Excerpted text.
◇ ◇ ◇ ◇ ◇
On the other hand, plaintiff argues strenuously that his case is distinguishable from Stockwell on their respective and controlling facts. In Stockwell, the DUI suspect was taken, albeit forcibly and with continuing resistance, to the state police barracks for processing. At the barracks the suspect was asked expressly to submit to a breath test for evidentiary purposes. He was fully advised of the statutory rights attendant upon the request, and he talked by phone with a public defender contacted on his behalf by the police. He was informed that, from that point, he had thirty minutes in which to decide whether he would agree to or refuse the requested breath test. Nevertheless, before the expiration of the thirty minutes the police concluded that he had refused the test. This conclusion was based on his ongoing violent and abusive conduct both verbal and physical. In our opinion disposing of the case, this Court said:

Plaintiff was consistently belligerent and uncooperative throughout. He showed not the slightest indication that he was giving any serious consideration to the request [to submit to testing] made of him several times; he pushed the officers well beyond the limits of any further necessary patience. . . .

On the record before us we hold that the police were justified in concluding . . . that plaintiff had refused to submit to testing [although there had been no express refusal].

Id. at 51, 460 A.2d at 469.

In attempting to distinguish the matter before us from the earlier case, plaintiff points out that, unlike Stockwell, the Vernon police never asked him expressly to take a breath test, nor did they advise him of the statutory rights which normally accompany such a request. He concludes that he could not be found to have refused a test he was never asked to take.

We are not persuaded by this argument. It draws too fine and technical a line which leads to a statutory absurdity. In affirming the suspension order of the district court, Superior Judge O'Dea said that the officers reached their decision against further violence, with its potential for injury to the plaintiff, the landlord and themselves, when they became satisfied that he "would continue his violent and dangerous resistance to their efforts to process the petitioner consistent with his statutory rights."
◇ ◇ ◇ ◇ ◇
Dataset extract.
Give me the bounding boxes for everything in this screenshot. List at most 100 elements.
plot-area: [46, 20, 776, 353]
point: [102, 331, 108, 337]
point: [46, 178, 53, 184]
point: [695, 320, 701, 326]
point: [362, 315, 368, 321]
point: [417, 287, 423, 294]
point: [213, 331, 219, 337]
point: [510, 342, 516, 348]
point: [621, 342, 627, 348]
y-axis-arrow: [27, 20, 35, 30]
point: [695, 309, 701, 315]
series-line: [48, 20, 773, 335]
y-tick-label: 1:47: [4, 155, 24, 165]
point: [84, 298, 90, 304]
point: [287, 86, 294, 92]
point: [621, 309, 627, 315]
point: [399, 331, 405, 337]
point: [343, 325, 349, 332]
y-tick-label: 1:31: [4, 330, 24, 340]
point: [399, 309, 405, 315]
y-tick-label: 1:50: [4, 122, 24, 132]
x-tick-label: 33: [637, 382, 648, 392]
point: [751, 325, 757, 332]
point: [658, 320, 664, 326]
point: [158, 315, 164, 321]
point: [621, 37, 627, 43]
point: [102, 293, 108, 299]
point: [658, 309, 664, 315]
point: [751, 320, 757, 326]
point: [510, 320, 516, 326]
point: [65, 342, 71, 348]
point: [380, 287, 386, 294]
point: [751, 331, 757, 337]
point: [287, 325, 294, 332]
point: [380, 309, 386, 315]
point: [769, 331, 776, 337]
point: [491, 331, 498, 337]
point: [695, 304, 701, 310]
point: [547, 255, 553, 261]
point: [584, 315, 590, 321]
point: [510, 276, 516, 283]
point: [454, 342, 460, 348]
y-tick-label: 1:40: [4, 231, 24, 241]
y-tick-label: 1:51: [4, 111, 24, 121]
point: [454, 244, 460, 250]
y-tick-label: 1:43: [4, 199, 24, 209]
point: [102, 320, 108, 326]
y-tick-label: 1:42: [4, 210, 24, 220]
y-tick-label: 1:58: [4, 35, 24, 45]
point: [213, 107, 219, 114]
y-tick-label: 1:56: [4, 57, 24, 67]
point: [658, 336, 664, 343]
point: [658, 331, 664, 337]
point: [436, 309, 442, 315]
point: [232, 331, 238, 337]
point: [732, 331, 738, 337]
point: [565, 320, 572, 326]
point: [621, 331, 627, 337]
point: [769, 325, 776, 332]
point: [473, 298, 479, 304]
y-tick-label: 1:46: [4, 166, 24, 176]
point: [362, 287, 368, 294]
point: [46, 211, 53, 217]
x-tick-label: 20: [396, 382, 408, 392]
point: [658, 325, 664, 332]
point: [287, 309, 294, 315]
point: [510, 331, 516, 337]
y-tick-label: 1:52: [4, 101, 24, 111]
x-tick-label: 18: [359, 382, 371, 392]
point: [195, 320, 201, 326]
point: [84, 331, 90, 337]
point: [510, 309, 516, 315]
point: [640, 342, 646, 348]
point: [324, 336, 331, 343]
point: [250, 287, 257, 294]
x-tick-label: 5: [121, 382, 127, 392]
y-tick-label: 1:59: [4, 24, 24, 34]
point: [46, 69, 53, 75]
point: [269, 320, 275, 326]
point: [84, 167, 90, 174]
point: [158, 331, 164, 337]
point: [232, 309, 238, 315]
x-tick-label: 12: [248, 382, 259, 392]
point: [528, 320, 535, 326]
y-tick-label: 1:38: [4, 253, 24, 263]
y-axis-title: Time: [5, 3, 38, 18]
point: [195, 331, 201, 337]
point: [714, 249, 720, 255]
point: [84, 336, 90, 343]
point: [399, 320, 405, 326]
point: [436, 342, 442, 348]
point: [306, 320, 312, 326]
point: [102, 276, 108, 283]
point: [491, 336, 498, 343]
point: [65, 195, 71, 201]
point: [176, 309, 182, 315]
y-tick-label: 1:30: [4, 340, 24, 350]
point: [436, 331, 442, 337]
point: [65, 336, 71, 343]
◇ ◇ ◇ ◇ ◇
Directions.
a – Reproduce the passage of the court opinion from "On the record" up to and including "A.2d at 469.".
b – Answer these questions using the court opinion:
(i) In Stockwell, how long was the suspect told he had to decide on the breath test?
(ii) Which police, according to the plaintiff, never asked him expressly to take a breath test?
(iii) Who affirmed the suspension order of the district court?
c – Carry on writing the court opinion from the point where it stops.
The data can be set aside here.

Written responses.
a –
On the record before us we hold that the police were justified in concluding . . . that plaintiff had refused to submit to testing [although there had been no express refusal].

Id. at 51, 460 A.2d at 469.

b –
(i) Thirty minutes.
(ii) The Vernon police.
(iii) Superior Judge O'Dea.

c –
It is manifest here that the police were performing their lawful duties in a lawful manner. They were met with further criminal conduct on the part of plaintiff: resistance, with violence, to an attempted arrest. Judge O'Dea wrote further:

To say that a police officer must recite a motorist's rights in audible tones while chasing a violent citizen across a cornfield was too absurd for the trial judge in the District Court and too absurd for this trial judge. In this case [plaintiff] himself deprived the police officers of any opportunity to apprise him of his rights, and now as a reward for his outrageous behavior he asks the Court to find that he was deprived of his rights.

We share these sentiments; they have the persuasive merit of plain common sense. But equally significant, as noted in our statement of the facts, after his questionable performance of certain dexterity tests at the scene of the initial stop, plaintiff refused the alco-sensor test. He refused the request to accompany the officer to the police station for testing, saying he did not want any more tests, "that he had done enough." He drove away from the scene in outright defiance of the officer's express injunction against further driving. Later, when confronted by the police in the field behind his residence, he refused once again to go with them to the station for processing. He countered their requests with cursing and attempted assaultive violence.

While plaintiff may be correct in his assertion that he was not asked expressly to take a "breath test" in specific words, his refusals to take an alco-sensor test and to go to the station for the expressed purpose of testing cannot be overlooked. He gave every indication that he would refuse to comply with virtually any request made of him — with violence if need be.

Plaintiff's argument would have this Court hold that, under the facts here, the controlling statutes must be construed to require the police to verbalize a scrupulously defined request, together with a statement of parallel rights, to a physically violent, defiant and cursing DUI suspect, capturing and restraining him if necessary in order to do so, at the risk of serious physical injury to all persons involved, before a refusal can be implied from a suspect's conduct. Such a holding would glorify a technicality and exalt an absurdity. A presumption obtains against a construction that would lead to absurd results. See Menut Parks Co. v. Village of St. Johnsbury, 114 Vt. 41, 45-46, 39 A.2d 342, 345 (1944).

We agree with the view of both courts below, and hold that, on the facts, this case is controlled by our decision in Stockwell. Plaintiff's egregious and continuing conduct justified the police in concluding that he had refused any further testing that might be asked of him. In the words of Stockwell, "he pushed the officers well beyond the limits of any further necessary patience." Stockwell, 143 Vt. at 51, 460 A.2d at 469. If, as plaintiff appears to suggest, our holding here will constitute another turn of the screw, tightening our previous holding, it is fully justified on the record before us.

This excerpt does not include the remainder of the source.